"""

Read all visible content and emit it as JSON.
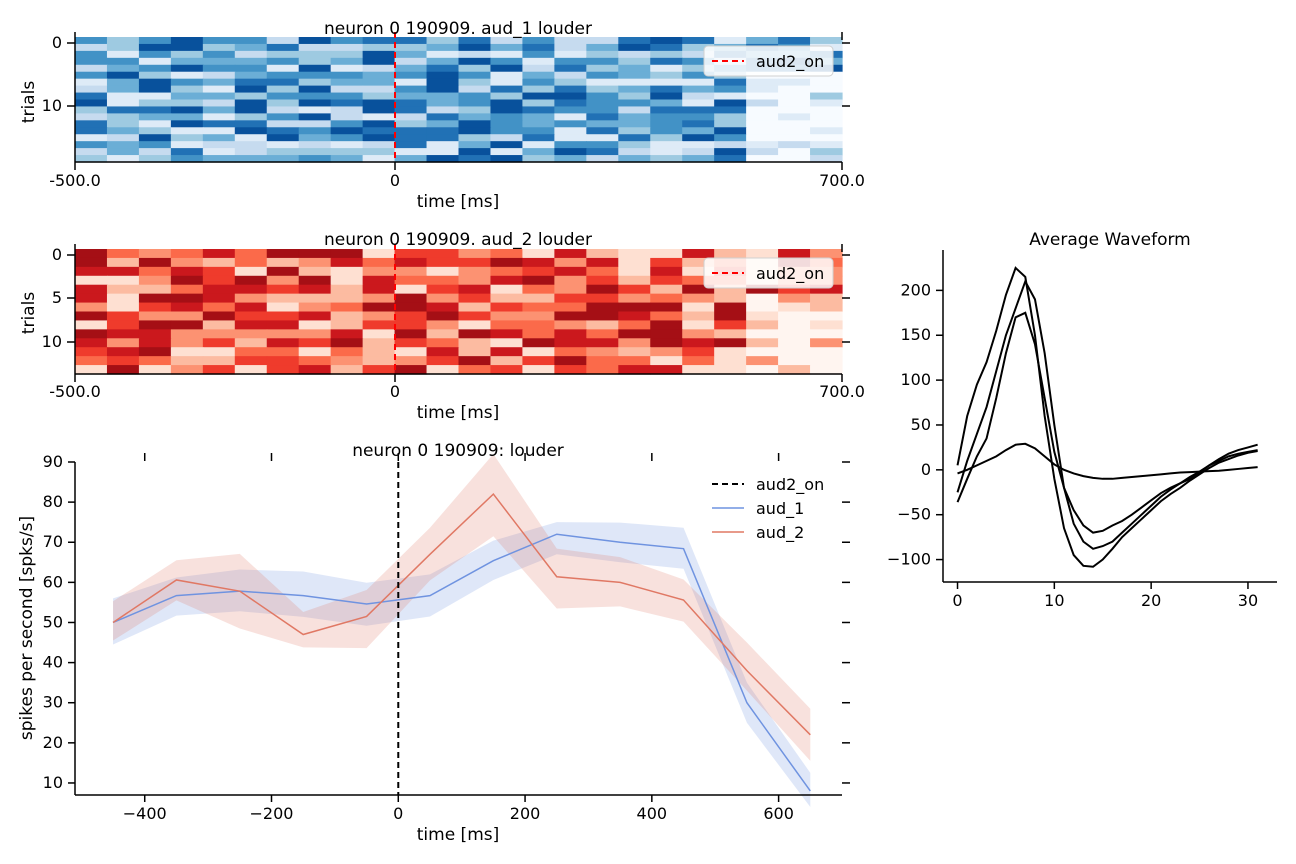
{
  "chart_data": [
    {
      "type": "heatmap",
      "title": "neuron 0 190909. aud_1 louder",
      "xlabel": "time [ms]",
      "ylabel": "trials",
      "colormap": "Blues",
      "xlim": [
        -500,
        700
      ],
      "xtick_labels": [
        "-500.0",
        "0",
        "700.0"
      ],
      "ylim": [
        0,
        18
      ],
      "yticks": [
        0,
        10
      ],
      "n_trials": 18,
      "n_bins": 24,
      "legend": [
        "aud2_on"
      ],
      "legend_position": "top-right",
      "marker": {
        "label": "aud2_on",
        "x": 0,
        "color": "#ff0000",
        "style": "dashed"
      }
    },
    {
      "type": "heatmap",
      "title": "neuron 0 190909. aud_2 louder",
      "xlabel": "time [ms]",
      "ylabel": "trials",
      "colormap": "Reds",
      "xlim": [
        -500,
        700
      ],
      "xtick_labels": [
        "-500.0",
        "0",
        "700.0"
      ],
      "ylim": [
        0,
        13.5
      ],
      "yticks": [
        0,
        5,
        10
      ],
      "n_trials": 14,
      "n_bins": 24,
      "legend": [
        "aud2_on"
      ],
      "legend_position": "top-right",
      "marker": {
        "label": "aud2_on",
        "x": 0,
        "color": "#ff0000",
        "style": "dashed"
      }
    },
    {
      "type": "line",
      "title": "neuron 0 190909: louder",
      "xlabel": "time [ms]",
      "ylabel": "spikes per second [spks/s]",
      "xlim": [
        -510,
        700
      ],
      "ylim": [
        7,
        90
      ],
      "xticks": [
        -400,
        -200,
        0,
        200,
        400,
        600
      ],
      "yticks": [
        10,
        20,
        30,
        40,
        50,
        60,
        70,
        80,
        90
      ],
      "legend_position": "top-right",
      "x": [
        -450,
        -350,
        -250,
        -150,
        -50,
        50,
        150,
        250,
        350,
        450,
        550,
        650
      ],
      "vline": {
        "label": "aud2_on",
        "x": 0,
        "color": "#000000",
        "style": "dashed"
      },
      "series": [
        {
          "name": "aud_1",
          "color": "#6f93e0",
          "values": [
            50,
            56.7,
            57.8,
            56.7,
            54.6,
            56.7,
            65.4,
            72,
            70,
            68.4,
            30,
            8
          ],
          "lower": [
            44.5,
            51.7,
            52.8,
            51.4,
            49.2,
            51.5,
            60.6,
            67,
            65,
            63.4,
            25,
            4
          ],
          "upper": [
            56,
            61.2,
            63.2,
            62.7,
            59.9,
            62,
            70.4,
            75,
            74.9,
            73.6,
            35,
            12.5
          ]
        },
        {
          "name": "aud_2",
          "color": "#e07864",
          "values": [
            50,
            60.6,
            57.8,
            47,
            51.5,
            67,
            82,
            61.4,
            60,
            55.6,
            38,
            22
          ],
          "lower": [
            45.5,
            55.5,
            48.5,
            43.8,
            43.6,
            60.5,
            71.5,
            53.5,
            54,
            50.2,
            33,
            15.5
          ],
          "upper": [
            55.3,
            65.5,
            67.1,
            52.6,
            58.1,
            73.6,
            92,
            68.4,
            66.3,
            60.7,
            45,
            28.5
          ]
        }
      ]
    },
    {
      "type": "line",
      "title": "Average Waveform",
      "xlabel": "",
      "ylabel": "",
      "xlim": [
        -1.5,
        33
      ],
      "ylim": [
        -125,
        245
      ],
      "xticks": [
        0,
        10,
        20,
        30
      ],
      "yticks": [
        -100,
        -50,
        0,
        50,
        100,
        150,
        200
      ],
      "color": "#000000",
      "series": [
        {
          "values": [
            -25,
            10,
            40,
            70,
            110,
            150,
            180,
            210,
            190,
            130,
            50,
            -20,
            -60,
            -80,
            -88,
            -85,
            -80,
            -70,
            -60,
            -50,
            -40,
            -30,
            -22,
            -15,
            -8,
            -2,
            5,
            10,
            15,
            18,
            20,
            22
          ]
        },
        {
          "values": [
            5,
            60,
            95,
            120,
            155,
            195,
            225,
            215,
            150,
            60,
            -10,
            -65,
            -95,
            -107,
            -108,
            -100,
            -88,
            -75,
            -65,
            -55,
            -45,
            -35,
            -27,
            -20,
            -12,
            -5,
            2,
            8,
            12,
            16,
            19,
            21
          ]
        },
        {
          "values": [
            -36,
            -10,
            15,
            35,
            80,
            130,
            170,
            175,
            140,
            80,
            20,
            -20,
            -45,
            -62,
            -70,
            -68,
            -62,
            -57,
            -50,
            -42,
            -34,
            -26,
            -20,
            -15,
            -10,
            -3,
            5,
            12,
            18,
            22,
            25,
            28
          ]
        },
        {
          "values": [
            -4,
            0,
            5,
            10,
            15,
            22,
            28,
            29,
            24,
            15,
            6,
            0,
            -4,
            -7,
            -9,
            -10,
            -10,
            -9,
            -8,
            -7,
            -6,
            -5,
            -4,
            -3,
            -2.5,
            -2,
            -1.5,
            -1,
            0,
            1,
            2,
            3
          ]
        }
      ]
    }
  ]
}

"""

• What you need to do: Read through the data and copy every line where "title" shows up.

• The completed task:
      "title": "neuron 0 190909. aud_1 louder",
      "title": "neuron 0 190909. aud_2 louder",
      "title": "neuron 0 190909: louder",
      "title": "Average Waveform",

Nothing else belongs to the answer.